### Work required
Copy the entries below with each "sidebar-item-label" changed to "nav-label". Leave everything else untouched.

========

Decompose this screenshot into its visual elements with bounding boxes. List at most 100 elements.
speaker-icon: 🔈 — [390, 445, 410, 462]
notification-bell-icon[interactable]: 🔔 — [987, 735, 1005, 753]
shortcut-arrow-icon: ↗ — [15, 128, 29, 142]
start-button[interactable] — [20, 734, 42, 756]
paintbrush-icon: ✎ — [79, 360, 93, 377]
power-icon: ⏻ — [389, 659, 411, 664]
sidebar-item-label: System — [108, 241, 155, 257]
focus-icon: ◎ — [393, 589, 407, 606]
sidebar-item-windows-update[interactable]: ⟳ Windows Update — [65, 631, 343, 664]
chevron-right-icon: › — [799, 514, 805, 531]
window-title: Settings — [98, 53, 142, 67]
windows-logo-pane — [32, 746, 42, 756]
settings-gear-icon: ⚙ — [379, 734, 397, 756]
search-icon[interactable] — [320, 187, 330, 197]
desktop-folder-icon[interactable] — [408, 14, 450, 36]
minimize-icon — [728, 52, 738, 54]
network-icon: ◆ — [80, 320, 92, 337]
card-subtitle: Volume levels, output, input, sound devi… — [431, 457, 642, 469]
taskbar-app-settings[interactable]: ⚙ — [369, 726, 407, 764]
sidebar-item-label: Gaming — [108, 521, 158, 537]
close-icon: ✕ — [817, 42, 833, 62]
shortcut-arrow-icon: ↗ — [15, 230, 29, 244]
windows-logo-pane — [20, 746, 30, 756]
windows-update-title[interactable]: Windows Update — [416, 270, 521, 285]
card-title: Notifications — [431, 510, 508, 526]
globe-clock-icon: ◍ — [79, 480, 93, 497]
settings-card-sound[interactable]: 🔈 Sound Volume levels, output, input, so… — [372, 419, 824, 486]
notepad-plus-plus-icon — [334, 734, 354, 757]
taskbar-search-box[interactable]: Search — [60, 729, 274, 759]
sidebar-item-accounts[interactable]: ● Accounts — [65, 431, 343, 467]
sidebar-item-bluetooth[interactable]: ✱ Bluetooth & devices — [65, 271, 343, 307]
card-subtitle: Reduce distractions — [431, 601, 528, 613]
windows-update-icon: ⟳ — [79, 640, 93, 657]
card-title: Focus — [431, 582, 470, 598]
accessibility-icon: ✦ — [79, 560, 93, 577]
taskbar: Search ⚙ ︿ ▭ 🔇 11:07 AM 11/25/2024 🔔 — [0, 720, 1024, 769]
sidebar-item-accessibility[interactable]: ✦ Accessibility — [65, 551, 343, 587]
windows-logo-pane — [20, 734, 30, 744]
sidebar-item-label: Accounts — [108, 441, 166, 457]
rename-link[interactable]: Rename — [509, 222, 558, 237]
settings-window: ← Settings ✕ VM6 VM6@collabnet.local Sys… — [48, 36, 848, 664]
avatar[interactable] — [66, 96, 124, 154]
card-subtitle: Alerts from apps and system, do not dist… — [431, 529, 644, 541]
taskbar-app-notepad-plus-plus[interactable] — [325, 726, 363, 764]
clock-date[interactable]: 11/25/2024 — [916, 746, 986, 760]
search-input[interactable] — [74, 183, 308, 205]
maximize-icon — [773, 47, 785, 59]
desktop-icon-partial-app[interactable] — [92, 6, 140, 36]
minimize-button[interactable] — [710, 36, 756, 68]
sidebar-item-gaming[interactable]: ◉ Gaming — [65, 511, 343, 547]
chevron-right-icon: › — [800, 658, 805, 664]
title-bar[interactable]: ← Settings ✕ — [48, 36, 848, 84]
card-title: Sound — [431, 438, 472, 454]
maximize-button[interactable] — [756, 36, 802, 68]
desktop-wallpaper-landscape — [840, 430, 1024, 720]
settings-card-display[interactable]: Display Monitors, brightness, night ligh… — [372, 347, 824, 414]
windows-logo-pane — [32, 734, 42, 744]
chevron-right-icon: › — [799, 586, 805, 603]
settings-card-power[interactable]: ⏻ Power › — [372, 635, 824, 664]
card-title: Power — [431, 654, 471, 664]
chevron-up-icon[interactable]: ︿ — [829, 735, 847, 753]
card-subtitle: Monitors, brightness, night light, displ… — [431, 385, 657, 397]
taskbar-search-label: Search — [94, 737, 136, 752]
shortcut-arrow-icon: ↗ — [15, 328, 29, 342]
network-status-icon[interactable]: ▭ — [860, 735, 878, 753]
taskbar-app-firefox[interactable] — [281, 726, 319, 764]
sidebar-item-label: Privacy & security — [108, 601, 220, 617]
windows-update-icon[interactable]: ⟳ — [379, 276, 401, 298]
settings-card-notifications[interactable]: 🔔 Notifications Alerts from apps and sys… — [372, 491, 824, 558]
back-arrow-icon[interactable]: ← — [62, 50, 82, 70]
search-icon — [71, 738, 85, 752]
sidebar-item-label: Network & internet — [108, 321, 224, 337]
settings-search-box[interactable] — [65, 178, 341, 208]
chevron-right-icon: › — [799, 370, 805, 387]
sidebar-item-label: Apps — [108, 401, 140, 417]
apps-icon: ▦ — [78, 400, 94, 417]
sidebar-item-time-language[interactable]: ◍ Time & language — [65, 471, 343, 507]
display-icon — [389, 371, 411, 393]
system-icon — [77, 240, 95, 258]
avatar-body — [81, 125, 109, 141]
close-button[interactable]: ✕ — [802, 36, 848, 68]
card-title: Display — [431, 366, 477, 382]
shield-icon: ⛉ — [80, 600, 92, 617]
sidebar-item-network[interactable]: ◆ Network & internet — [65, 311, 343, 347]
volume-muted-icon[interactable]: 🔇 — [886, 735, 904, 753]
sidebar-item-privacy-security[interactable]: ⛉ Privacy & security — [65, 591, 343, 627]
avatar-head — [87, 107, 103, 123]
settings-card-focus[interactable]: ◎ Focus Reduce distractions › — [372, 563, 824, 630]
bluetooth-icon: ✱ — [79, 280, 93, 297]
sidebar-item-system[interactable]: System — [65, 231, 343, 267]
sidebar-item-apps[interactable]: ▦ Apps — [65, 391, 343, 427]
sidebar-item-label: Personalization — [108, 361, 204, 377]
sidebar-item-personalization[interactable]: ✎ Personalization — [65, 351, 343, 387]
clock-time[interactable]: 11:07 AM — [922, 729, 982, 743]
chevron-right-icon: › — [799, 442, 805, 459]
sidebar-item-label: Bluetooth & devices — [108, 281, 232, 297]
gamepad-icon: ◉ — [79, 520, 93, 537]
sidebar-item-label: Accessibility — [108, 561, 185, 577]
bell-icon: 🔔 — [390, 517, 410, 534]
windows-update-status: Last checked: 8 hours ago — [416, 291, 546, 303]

========

### Solution for this task
Decompose this screenshot into its visual elements with bounding boxes. List at most 100 elements.
speaker-icon: 🔈 — [390, 445, 410, 462]
notification-bell-icon[interactable]: 🔔 — [987, 735, 1005, 753]
shortcut-arrow-icon: ↗ — [15, 128, 29, 142]
start-button[interactable] — [20, 734, 42, 756]
paintbrush-icon: ✎ — [79, 360, 93, 377]
power-icon: ⏻ — [389, 659, 411, 664]
nav-label: System — [108, 241, 155, 257]
focus-icon: ◎ — [393, 589, 407, 606]
sidebar-item-windows-update[interactable]: ⟳ Windows Update — [65, 631, 343, 664]
chevron-right-icon: › — [799, 514, 805, 531]
window-title: Settings — [98, 53, 142, 67]
windows-logo-pane — [32, 746, 42, 756]
settings-gear-icon: ⚙ — [379, 734, 397, 756]
search-icon[interactable] — [320, 187, 330, 197]
desktop-folder-icon[interactable] — [408, 14, 450, 36]
minimize-icon — [728, 52, 738, 54]
network-icon: ◆ — [80, 320, 92, 337]
card-subtitle: Volume levels, output, input, sound devi… — [431, 457, 642, 469]
taskbar-app-settings[interactable]: ⚙ — [369, 726, 407, 764]
nav-label: Gaming — [108, 521, 158, 537]
close-icon: ✕ — [817, 42, 833, 62]
shortcut-arrow-icon: ↗ — [15, 230, 29, 244]
windows-logo-pane — [20, 746, 30, 756]
windows-update-title[interactable]: Windows Update — [416, 270, 521, 285]
card-title: Notifications — [431, 510, 508, 526]
globe-clock-icon: ◍ — [79, 480, 93, 497]
settings-card-sound[interactable]: 🔈 Sound Volume levels, output, input, so… — [372, 419, 824, 486]
notepad-plus-plus-icon — [334, 734, 354, 757]
taskbar-search-box[interactable]: Search — [60, 729, 274, 759]
sidebar-item-accounts[interactable]: ● Accounts — [65, 431, 343, 467]
sidebar-item-bluetooth[interactable]: ✱ Bluetooth & devices — [65, 271, 343, 307]
card-subtitle: Reduce distractions — [431, 601, 528, 613]
windows-update-icon: ⟳ — [79, 640, 93, 657]
card-title: Focus — [431, 582, 470, 598]
accessibility-icon: ✦ — [79, 560, 93, 577]
taskbar: Search ⚙ ︿ ▭ 🔇 11:07 AM 11/25/2024 🔔 — [0, 720, 1024, 769]
sidebar-item-accessibility[interactable]: ✦ Accessibility — [65, 551, 343, 587]
windows-logo-pane — [20, 734, 30, 744]
nav-label: Accounts — [108, 441, 166, 457]
rename-link[interactable]: Rename — [509, 222, 558, 237]
settings-window: ← Settings ✕ VM6 VM6@collabnet.local Sys… — [48, 36, 848, 664]
avatar[interactable] — [66, 96, 124, 154]
card-subtitle: Alerts from apps and system, do not dist… — [431, 529, 644, 541]
taskbar-app-notepad-plus-plus[interactable] — [325, 726, 363, 764]
clock-date[interactable]: 11/25/2024 — [916, 746, 986, 760]
search-input[interactable] — [74, 183, 308, 205]
maximize-icon — [773, 47, 785, 59]
desktop-icon-partial-app[interactable] — [92, 6, 140, 36]
minimize-button[interactable] — [710, 36, 756, 68]
sidebar-item-gaming[interactable]: ◉ Gaming — [65, 511, 343, 547]
chevron-right-icon: › — [800, 658, 805, 664]
title-bar[interactable]: ← Settings ✕ — [48, 36, 848, 84]
card-title: Sound — [431, 438, 472, 454]
maximize-button[interactable] — [756, 36, 802, 68]
desktop-wallpaper-landscape — [840, 430, 1024, 720]
settings-card-display[interactable]: Display Monitors, brightness, night ligh… — [372, 347, 824, 414]
windows-logo-pane — [32, 734, 42, 744]
chevron-right-icon: › — [799, 586, 805, 603]
settings-card-power[interactable]: ⏻ Power › — [372, 635, 824, 664]
card-title: Power — [431, 654, 471, 664]
chevron-up-icon[interactable]: ︿ — [829, 735, 847, 753]
card-subtitle: Monitors, brightness, night light, displ… — [431, 385, 657, 397]
taskbar-search-label: Search — [94, 737, 136, 752]
shortcut-arrow-icon: ↗ — [15, 328, 29, 342]
network-status-icon[interactable]: ▭ — [860, 735, 878, 753]
taskbar-app-firefox[interactable] — [281, 726, 319, 764]
nav-label: Privacy & security — [108, 601, 220, 617]
windows-update-icon[interactable]: ⟳ — [379, 276, 401, 298]
settings-card-notifications[interactable]: 🔔 Notifications Alerts from apps and sys… — [372, 491, 824, 558]
back-arrow-icon[interactable]: ← — [62, 50, 82, 70]
search-icon — [71, 738, 85, 752]
nav-label: Network & internet — [108, 321, 224, 337]
settings-search-box[interactable] — [65, 178, 341, 208]
chevron-right-icon: › — [799, 370, 805, 387]
nav-label: Apps — [108, 401, 140, 417]
apps-icon: ▦ — [78, 400, 94, 417]
sidebar-item-time-language[interactable]: ◍ Time & language — [65, 471, 343, 507]
display-icon — [389, 371, 411, 393]
system-icon — [77, 240, 95, 258]
avatar-body — [81, 125, 109, 141]
close-button[interactable]: ✕ — [802, 36, 848, 68]
card-title: Display — [431, 366, 477, 382]
shield-icon: ⛉ — [80, 600, 92, 617]
sidebar-item-network[interactable]: ◆ Network & internet — [65, 311, 343, 347]
volume-muted-icon[interactable]: 🔇 — [886, 735, 904, 753]
sidebar-item-privacy-security[interactable]: ⛉ Privacy & security — [65, 591, 343, 627]
avatar-head — [87, 107, 103, 123]
settings-card-focus[interactable]: ◎ Focus Reduce distractions › — [372, 563, 824, 630]
bluetooth-icon: ✱ — [79, 280, 93, 297]
sidebar-item-system[interactable]: System — [65, 231, 343, 267]
sidebar-item-apps[interactable]: ▦ Apps — [65, 391, 343, 427]
nav-label: Personalization — [108, 361, 204, 377]
sidebar-item-personalization[interactable]: ✎ Personalization — [65, 351, 343, 387]
clock-time[interactable]: 11:07 AM — [922, 729, 982, 743]
chevron-right-icon: › — [799, 442, 805, 459]
nav-label: Bluetooth & devices — [108, 281, 232, 297]
gamepad-icon: ◉ — [79, 520, 93, 537]
nav-label: Accessibility — [108, 561, 185, 577]
bell-icon: 🔔 — [390, 517, 410, 534]
windows-update-status: Last checked: 8 hours ago — [416, 291, 546, 303]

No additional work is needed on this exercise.